What the task asks. All the data should be repeated exactly. Any image in it is left out.

[Collected data entries]
★ ★ ★
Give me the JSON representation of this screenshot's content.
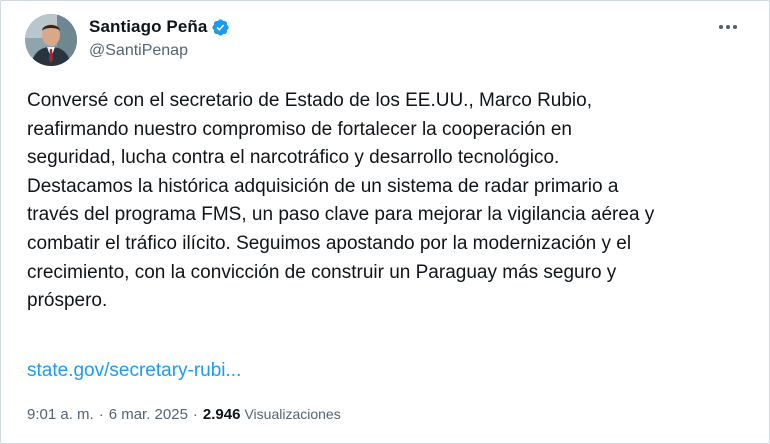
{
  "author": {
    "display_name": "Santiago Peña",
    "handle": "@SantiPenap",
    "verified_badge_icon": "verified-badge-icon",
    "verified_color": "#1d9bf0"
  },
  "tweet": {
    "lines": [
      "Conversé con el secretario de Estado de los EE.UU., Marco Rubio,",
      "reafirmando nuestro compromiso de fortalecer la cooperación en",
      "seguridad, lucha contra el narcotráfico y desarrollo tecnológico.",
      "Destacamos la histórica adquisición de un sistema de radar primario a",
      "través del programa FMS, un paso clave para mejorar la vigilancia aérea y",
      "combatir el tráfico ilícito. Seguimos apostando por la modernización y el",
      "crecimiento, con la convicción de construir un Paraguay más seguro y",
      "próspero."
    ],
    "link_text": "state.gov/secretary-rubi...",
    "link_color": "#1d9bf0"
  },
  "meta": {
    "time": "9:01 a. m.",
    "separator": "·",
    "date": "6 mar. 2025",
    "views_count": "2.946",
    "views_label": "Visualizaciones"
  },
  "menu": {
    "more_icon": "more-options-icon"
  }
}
★ ★ ★
Result.
Give me the JSON representation of this screenshot's content.
{
  "author": {
    "display_name": "Santiago Peña",
    "handle": "@SantiPenap",
    "verified_badge_icon": "verified-badge-icon",
    "verified_color": "#1d9bf0"
  },
  "tweet": {
    "lines": [
      "Conversé con el secretario de Estado de los EE.UU., Marco Rubio,",
      "reafirmando nuestro compromiso de fortalecer la cooperación en",
      "seguridad, lucha contra el narcotráfico y desarrollo tecnológico.",
      "Destacamos la histórica adquisición de un sistema de radar primario a",
      "través del programa FMS, un paso clave para mejorar la vigilancia aérea y",
      "combatir el tráfico ilícito. Seguimos apostando por la modernización y el",
      "crecimiento, con la convicción de construir un Paraguay más seguro y",
      "próspero."
    ],
    "link_text": "state.gov/secretary-rubi...",
    "link_color": "#1d9bf0"
  },
  "meta": {
    "time": "9:01 a. m.",
    "separator": "·",
    "date": "6 mar. 2025",
    "views_count": "2.946",
    "views_label": "Visualizaciones"
  },
  "menu": {
    "more_icon": "more-options-icon"
  }
}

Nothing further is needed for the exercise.